Locate the string "Eeva" in the listing below. Copy every line where it is found.

↓

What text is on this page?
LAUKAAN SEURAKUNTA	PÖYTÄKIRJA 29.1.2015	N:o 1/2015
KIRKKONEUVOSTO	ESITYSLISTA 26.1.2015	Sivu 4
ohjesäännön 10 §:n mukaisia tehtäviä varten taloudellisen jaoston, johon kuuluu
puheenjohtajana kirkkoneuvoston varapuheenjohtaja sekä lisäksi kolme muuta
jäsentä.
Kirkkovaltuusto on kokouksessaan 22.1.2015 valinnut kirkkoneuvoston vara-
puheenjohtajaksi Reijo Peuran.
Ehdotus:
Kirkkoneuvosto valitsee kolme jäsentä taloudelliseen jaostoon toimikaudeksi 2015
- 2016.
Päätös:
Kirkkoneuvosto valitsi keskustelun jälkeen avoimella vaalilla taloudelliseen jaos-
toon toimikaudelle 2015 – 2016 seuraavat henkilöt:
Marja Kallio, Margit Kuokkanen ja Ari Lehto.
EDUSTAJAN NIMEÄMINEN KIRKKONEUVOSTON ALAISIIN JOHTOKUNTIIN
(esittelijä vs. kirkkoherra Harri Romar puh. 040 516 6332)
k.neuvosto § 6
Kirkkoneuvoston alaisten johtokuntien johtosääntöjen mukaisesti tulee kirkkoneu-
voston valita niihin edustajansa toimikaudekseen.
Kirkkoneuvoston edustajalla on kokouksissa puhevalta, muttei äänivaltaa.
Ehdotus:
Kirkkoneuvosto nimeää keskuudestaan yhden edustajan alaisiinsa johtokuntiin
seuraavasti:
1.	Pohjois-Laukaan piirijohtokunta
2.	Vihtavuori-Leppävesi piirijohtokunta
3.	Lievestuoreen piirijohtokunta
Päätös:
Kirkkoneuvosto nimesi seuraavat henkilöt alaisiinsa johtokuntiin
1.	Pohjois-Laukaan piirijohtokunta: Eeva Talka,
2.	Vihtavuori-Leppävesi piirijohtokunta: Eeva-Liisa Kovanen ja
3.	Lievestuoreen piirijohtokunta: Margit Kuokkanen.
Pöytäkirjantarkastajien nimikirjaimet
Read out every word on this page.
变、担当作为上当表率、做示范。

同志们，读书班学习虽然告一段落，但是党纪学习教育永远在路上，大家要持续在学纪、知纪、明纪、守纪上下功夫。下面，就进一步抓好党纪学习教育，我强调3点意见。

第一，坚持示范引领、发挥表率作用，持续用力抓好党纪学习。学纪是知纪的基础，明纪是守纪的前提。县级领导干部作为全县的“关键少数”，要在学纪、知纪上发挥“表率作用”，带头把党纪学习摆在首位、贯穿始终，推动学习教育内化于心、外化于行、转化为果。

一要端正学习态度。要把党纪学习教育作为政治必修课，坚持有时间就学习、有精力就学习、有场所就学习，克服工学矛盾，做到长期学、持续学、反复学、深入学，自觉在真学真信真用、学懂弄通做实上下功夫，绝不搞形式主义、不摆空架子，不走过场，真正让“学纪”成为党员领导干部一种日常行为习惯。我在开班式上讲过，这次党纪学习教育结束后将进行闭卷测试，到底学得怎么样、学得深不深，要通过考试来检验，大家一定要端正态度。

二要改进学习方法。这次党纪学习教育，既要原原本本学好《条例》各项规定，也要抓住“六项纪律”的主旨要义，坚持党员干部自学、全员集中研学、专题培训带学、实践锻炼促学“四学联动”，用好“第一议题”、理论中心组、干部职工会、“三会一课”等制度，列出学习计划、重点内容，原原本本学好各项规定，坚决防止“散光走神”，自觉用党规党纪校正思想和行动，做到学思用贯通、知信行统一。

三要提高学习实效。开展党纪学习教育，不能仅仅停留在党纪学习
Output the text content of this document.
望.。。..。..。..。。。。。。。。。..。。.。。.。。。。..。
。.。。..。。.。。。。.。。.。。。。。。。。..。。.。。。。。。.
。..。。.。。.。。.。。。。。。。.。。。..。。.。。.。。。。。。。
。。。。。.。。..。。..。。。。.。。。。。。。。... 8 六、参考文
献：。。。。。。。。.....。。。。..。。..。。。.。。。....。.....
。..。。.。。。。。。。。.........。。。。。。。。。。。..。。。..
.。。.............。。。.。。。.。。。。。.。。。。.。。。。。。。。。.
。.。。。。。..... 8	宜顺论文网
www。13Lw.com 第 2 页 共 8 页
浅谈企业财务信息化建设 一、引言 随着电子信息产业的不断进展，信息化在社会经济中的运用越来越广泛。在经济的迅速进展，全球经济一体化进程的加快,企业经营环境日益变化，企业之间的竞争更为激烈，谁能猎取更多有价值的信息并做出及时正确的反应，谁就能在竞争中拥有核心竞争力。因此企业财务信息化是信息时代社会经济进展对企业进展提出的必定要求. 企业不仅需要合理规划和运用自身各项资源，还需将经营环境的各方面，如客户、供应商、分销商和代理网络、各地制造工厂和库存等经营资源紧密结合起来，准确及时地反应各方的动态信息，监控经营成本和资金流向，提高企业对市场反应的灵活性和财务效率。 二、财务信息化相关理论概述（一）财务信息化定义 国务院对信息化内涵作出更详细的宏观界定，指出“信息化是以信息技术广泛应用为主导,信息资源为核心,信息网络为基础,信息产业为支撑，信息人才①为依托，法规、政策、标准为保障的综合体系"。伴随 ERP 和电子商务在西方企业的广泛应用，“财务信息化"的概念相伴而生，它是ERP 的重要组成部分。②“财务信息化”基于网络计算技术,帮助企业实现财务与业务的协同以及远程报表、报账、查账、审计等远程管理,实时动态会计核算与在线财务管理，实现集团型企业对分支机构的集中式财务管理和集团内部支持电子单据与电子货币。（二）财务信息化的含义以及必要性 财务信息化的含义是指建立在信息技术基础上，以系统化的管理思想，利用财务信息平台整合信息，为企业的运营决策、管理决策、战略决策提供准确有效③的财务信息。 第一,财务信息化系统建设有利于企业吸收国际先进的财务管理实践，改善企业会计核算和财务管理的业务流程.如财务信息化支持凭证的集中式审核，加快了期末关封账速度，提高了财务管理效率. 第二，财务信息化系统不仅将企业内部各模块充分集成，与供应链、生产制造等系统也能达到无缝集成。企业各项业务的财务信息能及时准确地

↑

EXPECTED OUTPUT:
1.	Pohjois-Laukaan piirijohtokunta: Eeva Talka,
2.	Vihtavuori-Leppävesi piirijohtokunta: Eeva-Liisa Kovanen ja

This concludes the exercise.